• **Do this**: Keep the images out and copy every entry below exactly.

>> start

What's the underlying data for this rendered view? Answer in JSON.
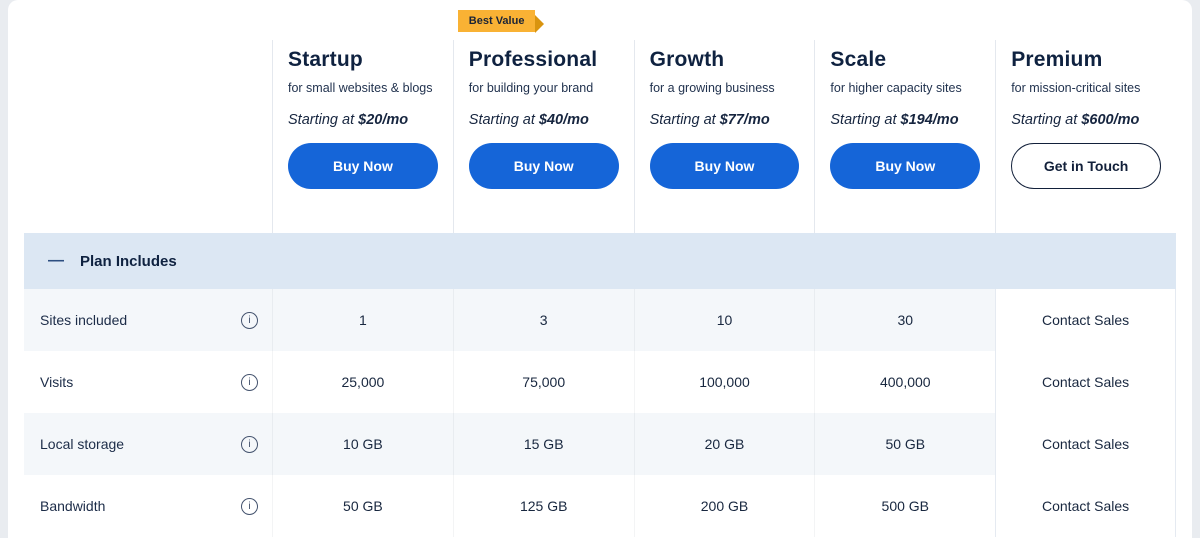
{
  "badge": {
    "label": "Best Value"
  },
  "plans": [
    {
      "name": "Startup",
      "tagline": "for small websites & blogs",
      "price_prefix": "Starting at ",
      "price": "$20/mo",
      "cta": "Buy Now"
    },
    {
      "name": "Professional",
      "tagline": "for building your brand",
      "price_prefix": "Starting at ",
      "price": "$40/mo",
      "cta": "Buy Now"
    },
    {
      "name": "Growth",
      "tagline": "for a growing business",
      "price_prefix": "Starting at ",
      "price": "$77/mo",
      "cta": "Buy Now"
    },
    {
      "name": "Scale",
      "tagline": "for higher capacity sites",
      "price_prefix": "Starting at ",
      "price": "$194/mo",
      "cta": "Buy Now"
    },
    {
      "name": "Premium",
      "tagline": "for mission-critical sites",
      "price_prefix": "Starting at ",
      "price": "$600/mo",
      "cta": "Get in Touch"
    }
  ],
  "section_header": {
    "label": "Plan Includes",
    "collapse_icon": "—"
  },
  "features": [
    {
      "label": "Sites included",
      "values": [
        "1",
        "3",
        "10",
        "30",
        "Contact Sales"
      ]
    },
    {
      "label": "Visits",
      "values": [
        "25,000",
        "75,000",
        "100,000",
        "400,000",
        "Contact Sales"
      ]
    },
    {
      "label": "Local storage",
      "values": [
        "10 GB",
        "15 GB",
        "20 GB",
        "50 GB",
        "Contact Sales"
      ]
    },
    {
      "label": "Bandwidth",
      "values": [
        "50 GB",
        "125 GB",
        "200 GB",
        "500 GB",
        "Contact Sales"
      ]
    }
  ],
  "colors": {
    "accent_blue": "#1565d8",
    "badge_gold": "#f9b234",
    "section_bar_bg": "#dce7f3",
    "row_alt_bg": "#f4f7fa",
    "heading_navy": "#0f2240"
  }
}
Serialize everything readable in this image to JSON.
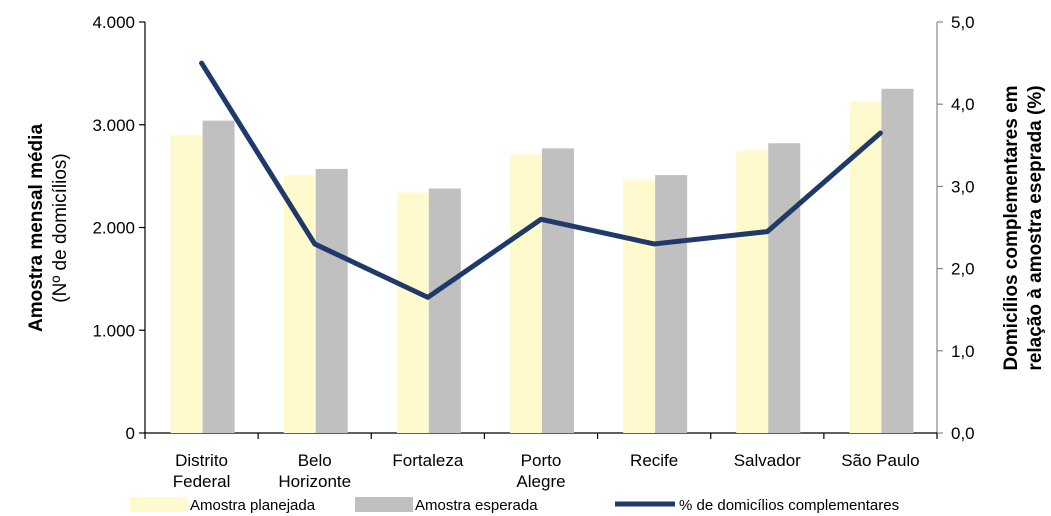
{
  "chart_data": {
    "type": "bar",
    "categories": [
      [
        "Distrito",
        "Federal"
      ],
      [
        "Belo",
        "Horizonte"
      ],
      [
        "Fortaleza"
      ],
      [
        "Porto",
        "Alegre"
      ],
      [
        "Recife"
      ],
      [
        "Salvador"
      ],
      [
        "São Paulo"
      ]
    ],
    "series": [
      {
        "name": "Amostra planejada",
        "kind": "bar",
        "axis": "left",
        "color": "#FFFACD",
        "values": [
          2900,
          2510,
          2340,
          2710,
          2460,
          2750,
          3230
        ]
      },
      {
        "name": "Amostra esperada",
        "kind": "bar",
        "axis": "left",
        "color": "#C0C0C0",
        "values": [
          3040,
          2570,
          2380,
          2770,
          2510,
          2820,
          3350
        ]
      },
      {
        "name": "% de domicílios  complementares",
        "kind": "line",
        "axis": "right",
        "color": "#1F3A68",
        "values": [
          4.5,
          2.3,
          1.65,
          2.6,
          2.3,
          2.45,
          3.65
        ]
      }
    ],
    "y_left": {
      "label_bold": "Amostra mensal média",
      "label_normal": "(Nº de domicílios)",
      "ylim": [
        0,
        4000
      ],
      "ticks": [
        "0",
        "1.000",
        "2.000",
        "3.000",
        "4.000"
      ]
    },
    "y_right": {
      "label_line1": "Domicílios complementares em",
      "label_line2": "relação à amostra eseprada (%)",
      "ylim": [
        0,
        5
      ],
      "ticks": [
        "0,0",
        "1,0",
        "2,0",
        "3,0",
        "4,0",
        "5,0"
      ]
    },
    "grid": false,
    "legend_position": "bottom"
  }
}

>> end

• **Completed exercise**:
What's the underlying data for this rendered view? Answer in JSON.
{
  "badge": {
    "label": "Best Value"
  },
  "plans": [
    {
      "name": "Startup",
      "tagline": "for small websites & blogs",
      "price_prefix": "Starting at ",
      "price": "$20/mo",
      "cta": "Buy Now"
    },
    {
      "name": "Professional",
      "tagline": "for building your brand",
      "price_prefix": "Starting at ",
      "price": "$40/mo",
      "cta": "Buy Now"
    },
    {
      "name": "Growth",
      "tagline": "for a growing business",
      "price_prefix": "Starting at ",
      "price": "$77/mo",
      "cta": "Buy Now"
    },
    {
      "name": "Scale",
      "tagline": "for higher capacity sites",
      "price_prefix": "Starting at ",
      "price": "$194/mo",
      "cta": "Buy Now"
    },
    {
      "name": "Premium",
      "tagline": "for mission-critical sites",
      "price_prefix": "Starting at ",
      "price": "$600/mo",
      "cta": "Get in Touch"
    }
  ],
  "section_header": {
    "label": "Plan Includes",
    "collapse_icon": "—"
  },
  "features": [
    {
      "label": "Sites included",
      "values": [
        "1",
        "3",
        "10",
        "30",
        "Contact Sales"
      ]
    },
    {
      "label": "Visits",
      "values": [
        "25,000",
        "75,000",
        "100,000",
        "400,000",
        "Contact Sales"
      ]
    },
    {
      "label": "Local storage",
      "values": [
        "10 GB",
        "15 GB",
        "20 GB",
        "50 GB",
        "Contact Sales"
      ]
    },
    {
      "label": "Bandwidth",
      "values": [
        "50 GB",
        "125 GB",
        "200 GB",
        "500 GB",
        "Contact Sales"
      ]
    }
  ],
  "colors": {
    "accent_blue": "#1565d8",
    "badge_gold": "#f9b234",
    "section_bar_bg": "#dce7f3",
    "row_alt_bg": "#f4f7fa",
    "heading_navy": "#0f2240"
  }
}
Serialize everything readable in this image to JSON.
{
  "chart_data": {
    "type": "bar",
    "categories": [
      [
        "Distrito",
        "Federal"
      ],
      [
        "Belo",
        "Horizonte"
      ],
      [
        "Fortaleza"
      ],
      [
        "Porto",
        "Alegre"
      ],
      [
        "Recife"
      ],
      [
        "Salvador"
      ],
      [
        "São Paulo"
      ]
    ],
    "series": [
      {
        "name": "Amostra planejada",
        "kind": "bar",
        "axis": "left",
        "color": "#FFFACD",
        "values": [
          2900,
          2510,
          2340,
          2710,
          2460,
          2750,
          3230
        ]
      },
      {
        "name": "Amostra esperada",
        "kind": "bar",
        "axis": "left",
        "color": "#C0C0C0",
        "values": [
          3040,
          2570,
          2380,
          2770,
          2510,
          2820,
          3350
        ]
      },
      {
        "name": "% de domicílios  complementares",
        "kind": "line",
        "axis": "right",
        "color": "#1F3A68",
        "values": [
          4.5,
          2.3,
          1.65,
          2.6,
          2.3,
          2.45,
          3.65
        ]
      }
    ],
    "y_left": {
      "label_bold": "Amostra mensal média",
      "label_normal": "(Nº de domicílios)",
      "ylim": [
        0,
        4000
      ],
      "ticks": [
        "0",
        "1.000",
        "2.000",
        "3.000",
        "4.000"
      ]
    },
    "y_right": {
      "label_line1": "Domicílios complementares em",
      "label_line2": "relação à amostra eseprada (%)",
      "ylim": [
        0,
        5
      ],
      "ticks": [
        "0,0",
        "1,0",
        "2,0",
        "3,0",
        "4,0",
        "5,0"
      ]
    },
    "grid": false,
    "legend_position": "bottom"
  }
}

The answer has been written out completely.